Task
Set down every entry word for word. Omit the pictures.
Start of Data for processing
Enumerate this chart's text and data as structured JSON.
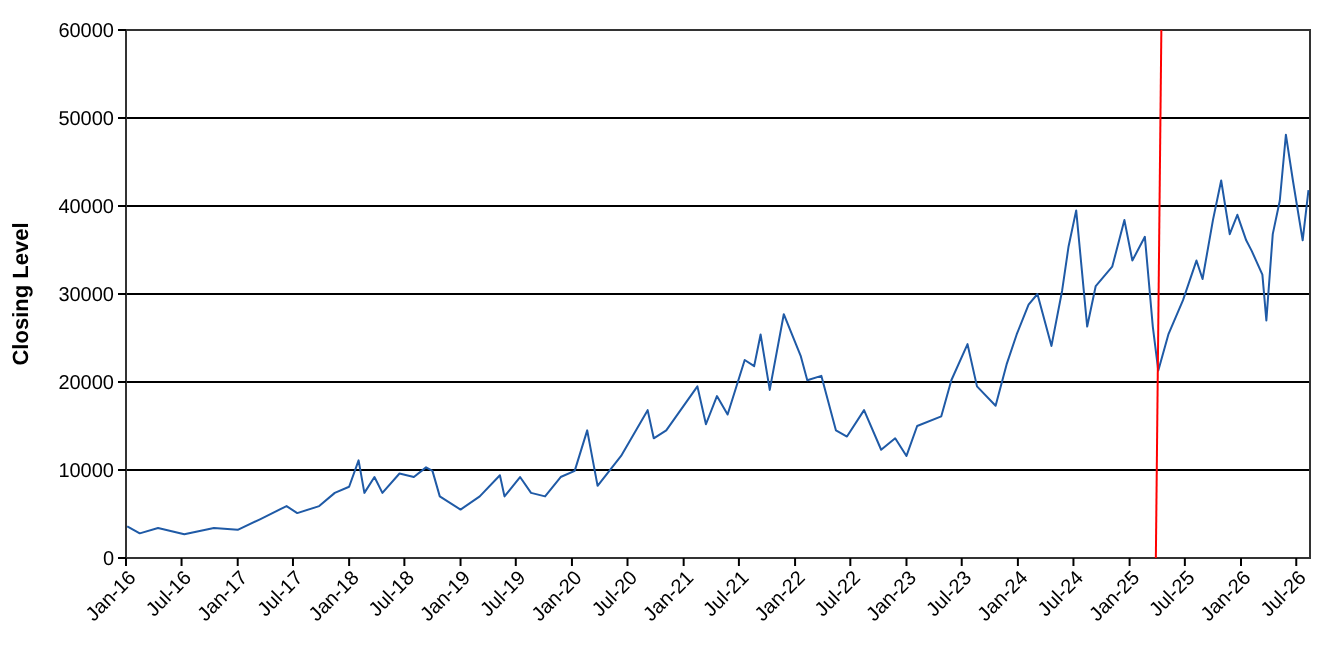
{
  "chart_data": {
    "type": "line",
    "ylabel": "Closing Level",
    "xlim": [
      "2016-01-01",
      "2026-08-15"
    ],
    "ylim": [
      0,
      60000
    ],
    "yticks": [
      0,
      10000,
      20000,
      30000,
      40000,
      50000,
      60000
    ],
    "xticks": [
      {
        "value": "2016-01-01",
        "label": "Jan-16"
      },
      {
        "value": "2016-07-01",
        "label": "Jul-16"
      },
      {
        "value": "2017-01-01",
        "label": "Jan-17"
      },
      {
        "value": "2017-07-01",
        "label": "Jul-17"
      },
      {
        "value": "2018-01-01",
        "label": "Jan-18"
      },
      {
        "value": "2018-07-01",
        "label": "Jul-18"
      },
      {
        "value": "2019-01-01",
        "label": "Jan-19"
      },
      {
        "value": "2019-07-01",
        "label": "Jul-19"
      },
      {
        "value": "2020-01-01",
        "label": "Jan-20"
      },
      {
        "value": "2020-07-01",
        "label": "Jul-20"
      },
      {
        "value": "2021-01-01",
        "label": "Jan-21"
      },
      {
        "value": "2021-07-01",
        "label": "Jul-21"
      },
      {
        "value": "2022-01-01",
        "label": "Jan-22"
      },
      {
        "value": "2022-07-01",
        "label": "Jul-22"
      },
      {
        "value": "2023-01-01",
        "label": "Jan-23"
      },
      {
        "value": "2023-07-01",
        "label": "Jul-23"
      },
      {
        "value": "2024-01-01",
        "label": "Jan-24"
      },
      {
        "value": "2024-07-01",
        "label": "Jul-24"
      },
      {
        "value": "2025-01-01",
        "label": "Jan-25"
      },
      {
        "value": "2025-07-01",
        "label": "Jul-25"
      },
      {
        "value": "2026-01-01",
        "label": "Jan-26"
      },
      {
        "value": "2026-07-01",
        "label": "Jul-26"
      }
    ],
    "grid": "y",
    "marker": "none",
    "line_style": "solid",
    "series": [
      {
        "color": "#1f5aa6",
        "x": [
          "2016-01-05",
          "2016-02-15",
          "2016-04-15",
          "2016-07-10",
          "2016-10-15",
          "2017-01-01",
          "2017-03-15",
          "2017-06-10",
          "2017-07-15",
          "2017-09-25",
          "2017-11-15",
          "2018-01-01",
          "2018-02-01",
          "2018-02-20",
          "2018-03-25",
          "2018-04-20",
          "2018-06-15",
          "2018-08-01",
          "2018-09-10",
          "2018-10-01",
          "2018-10-25",
          "2019-01-01",
          "2019-03-05",
          "2019-05-10",
          "2019-05-25",
          "2019-07-15",
          "2019-08-20",
          "2019-10-05",
          "2019-11-25",
          "2020-01-10",
          "2020-02-20",
          "2020-03-25",
          "2020-06-10",
          "2020-09-05",
          "2020-09-25",
          "2020-11-05",
          "2021-02-15",
          "2021-03-15",
          "2021-04-20",
          "2021-05-25",
          "2021-07-20",
          "2021-08-20",
          "2021-09-10",
          "2021-10-10",
          "2021-11-25",
          "2022-01-20",
          "2022-02-10",
          "2022-03-28",
          "2022-05-15",
          "2022-06-20",
          "2022-08-15",
          "2022-10-10",
          "2022-11-25",
          "2023-01-01",
          "2023-02-05",
          "2023-04-25",
          "2023-05-28",
          "2023-07-20",
          "2023-08-20",
          "2023-10-20",
          "2023-11-25",
          "2023-12-28",
          "2024-02-05",
          "2024-03-05",
          "2024-04-20",
          "2024-05-25",
          "2024-06-15",
          "2024-07-10",
          "2024-08-15",
          "2024-09-12",
          "2024-11-05",
          "2024-12-15",
          "2025-01-10",
          "2025-02-20",
          "2025-03-18",
          "2025-04-05",
          "2025-05-08",
          "2025-06-25",
          "2025-08-08",
          "2025-08-28",
          "2025-10-01",
          "2025-10-28",
          "2025-11-25",
          "2025-12-20",
          "2026-01-18",
          "2026-02-05",
          "2026-03-12",
          "2026-03-25",
          "2026-04-15",
          "2026-05-08",
          "2026-05-28",
          "2026-06-20",
          "2026-07-22",
          "2026-08-10"
        ],
        "values": [
          3600,
          2800,
          3400,
          2700,
          3400,
          3200,
          4400,
          5900,
          5100,
          5900,
          7400,
          8100,
          11100,
          7400,
          9200,
          7400,
          9600,
          9200,
          10300,
          9900,
          7000,
          5500,
          7000,
          9400,
          7000,
          9200,
          7400,
          7000,
          9200,
          9900,
          14500,
          8200,
          11600,
          16800,
          13600,
          14500,
          19500,
          15200,
          18400,
          16300,
          22500,
          21800,
          25400,
          19100,
          27700,
          22900,
          20200,
          20700,
          14500,
          13800,
          16800,
          12300,
          13600,
          11600,
          15000,
          16100,
          20200,
          24300,
          19500,
          17300,
          22000,
          25400,
          28800,
          30000,
          24100,
          30400,
          35400,
          39500,
          26300,
          30900,
          33100,
          38400,
          33800,
          36500,
          26300,
          21300,
          25400,
          29300,
          33800,
          31700,
          38400,
          42900,
          36800,
          39000,
          36100,
          34900,
          32200,
          27000,
          36800,
          40600,
          48100,
          42900,
          36100,
          41800
        ]
      },
      {
        "color": "#ff0000",
        "x": [
          "2025-03-28",
          "2025-04-15"
        ],
        "values": [
          0,
          60000
        ]
      }
    ]
  }
}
End of Data for processing
Finished answer
Enumerate this chart's text and data as structured JSON.
{
  "chart_data": {
    "type": "line",
    "ylabel": "Closing Level",
    "xlim": [
      "2016-01-01",
      "2026-08-15"
    ],
    "ylim": [
      0,
      60000
    ],
    "yticks": [
      0,
      10000,
      20000,
      30000,
      40000,
      50000,
      60000
    ],
    "xticks": [
      {
        "value": "2016-01-01",
        "label": "Jan-16"
      },
      {
        "value": "2016-07-01",
        "label": "Jul-16"
      },
      {
        "value": "2017-01-01",
        "label": "Jan-17"
      },
      {
        "value": "2017-07-01",
        "label": "Jul-17"
      },
      {
        "value": "2018-01-01",
        "label": "Jan-18"
      },
      {
        "value": "2018-07-01",
        "label": "Jul-18"
      },
      {
        "value": "2019-01-01",
        "label": "Jan-19"
      },
      {
        "value": "2019-07-01",
        "label": "Jul-19"
      },
      {
        "value": "2020-01-01",
        "label": "Jan-20"
      },
      {
        "value": "2020-07-01",
        "label": "Jul-20"
      },
      {
        "value": "2021-01-01",
        "label": "Jan-21"
      },
      {
        "value": "2021-07-01",
        "label": "Jul-21"
      },
      {
        "value": "2022-01-01",
        "label": "Jan-22"
      },
      {
        "value": "2022-07-01",
        "label": "Jul-22"
      },
      {
        "value": "2023-01-01",
        "label": "Jan-23"
      },
      {
        "value": "2023-07-01",
        "label": "Jul-23"
      },
      {
        "value": "2024-01-01",
        "label": "Jan-24"
      },
      {
        "value": "2024-07-01",
        "label": "Jul-24"
      },
      {
        "value": "2025-01-01",
        "label": "Jan-25"
      },
      {
        "value": "2025-07-01",
        "label": "Jul-25"
      },
      {
        "value": "2026-01-01",
        "label": "Jan-26"
      },
      {
        "value": "2026-07-01",
        "label": "Jul-26"
      }
    ],
    "grid": "y",
    "marker": "none",
    "line_style": "solid",
    "series": [
      {
        "color": "#1f5aa6",
        "x": [
          "2016-01-05",
          "2016-02-15",
          "2016-04-15",
          "2016-07-10",
          "2016-10-15",
          "2017-01-01",
          "2017-03-15",
          "2017-06-10",
          "2017-07-15",
          "2017-09-25",
          "2017-11-15",
          "2018-01-01",
          "2018-02-01",
          "2018-02-20",
          "2018-03-25",
          "2018-04-20",
          "2018-06-15",
          "2018-08-01",
          "2018-09-10",
          "2018-10-01",
          "2018-10-25",
          "2019-01-01",
          "2019-03-05",
          "2019-05-10",
          "2019-05-25",
          "2019-07-15",
          "2019-08-20",
          "2019-10-05",
          "2019-11-25",
          "2020-01-10",
          "2020-02-20",
          "2020-03-25",
          "2020-06-10",
          "2020-09-05",
          "2020-09-25",
          "2020-11-05",
          "2021-02-15",
          "2021-03-15",
          "2021-04-20",
          "2021-05-25",
          "2021-07-20",
          "2021-08-20",
          "2021-09-10",
          "2021-10-10",
          "2021-11-25",
          "2022-01-20",
          "2022-02-10",
          "2022-03-28",
          "2022-05-15",
          "2022-06-20",
          "2022-08-15",
          "2022-10-10",
          "2022-11-25",
          "2023-01-01",
          "2023-02-05",
          "2023-04-25",
          "2023-05-28",
          "2023-07-20",
          "2023-08-20",
          "2023-10-20",
          "2023-11-25",
          "2023-12-28",
          "2024-02-05",
          "2024-03-05",
          "2024-04-20",
          "2024-05-25",
          "2024-06-15",
          "2024-07-10",
          "2024-08-15",
          "2024-09-12",
          "2024-11-05",
          "2024-12-15",
          "2025-01-10",
          "2025-02-20",
          "2025-03-18",
          "2025-04-05",
          "2025-05-08",
          "2025-06-25",
          "2025-08-08",
          "2025-08-28",
          "2025-10-01",
          "2025-10-28",
          "2025-11-25",
          "2025-12-20",
          "2026-01-18",
          "2026-02-05",
          "2026-03-12",
          "2026-03-25",
          "2026-04-15",
          "2026-05-08",
          "2026-05-28",
          "2026-06-20",
          "2026-07-22",
          "2026-08-10"
        ],
        "values": [
          3600,
          2800,
          3400,
          2700,
          3400,
          3200,
          4400,
          5900,
          5100,
          5900,
          7400,
          8100,
          11100,
          7400,
          9200,
          7400,
          9600,
          9200,
          10300,
          9900,
          7000,
          5500,
          7000,
          9400,
          7000,
          9200,
          7400,
          7000,
          9200,
          9900,
          14500,
          8200,
          11600,
          16800,
          13600,
          14500,
          19500,
          15200,
          18400,
          16300,
          22500,
          21800,
          25400,
          19100,
          27700,
          22900,
          20200,
          20700,
          14500,
          13800,
          16800,
          12300,
          13600,
          11600,
          15000,
          16100,
          20200,
          24300,
          19500,
          17300,
          22000,
          25400,
          28800,
          30000,
          24100,
          30400,
          35400,
          39500,
          26300,
          30900,
          33100,
          38400,
          33800,
          36500,
          26300,
          21300,
          25400,
          29300,
          33800,
          31700,
          38400,
          42900,
          36800,
          39000,
          36100,
          34900,
          32200,
          27000,
          36800,
          40600,
          48100,
          42900,
          36100,
          41800
        ]
      },
      {
        "color": "#ff0000",
        "x": [
          "2025-03-28",
          "2025-04-15"
        ],
        "values": [
          0,
          60000
        ]
      }
    ]
  }
}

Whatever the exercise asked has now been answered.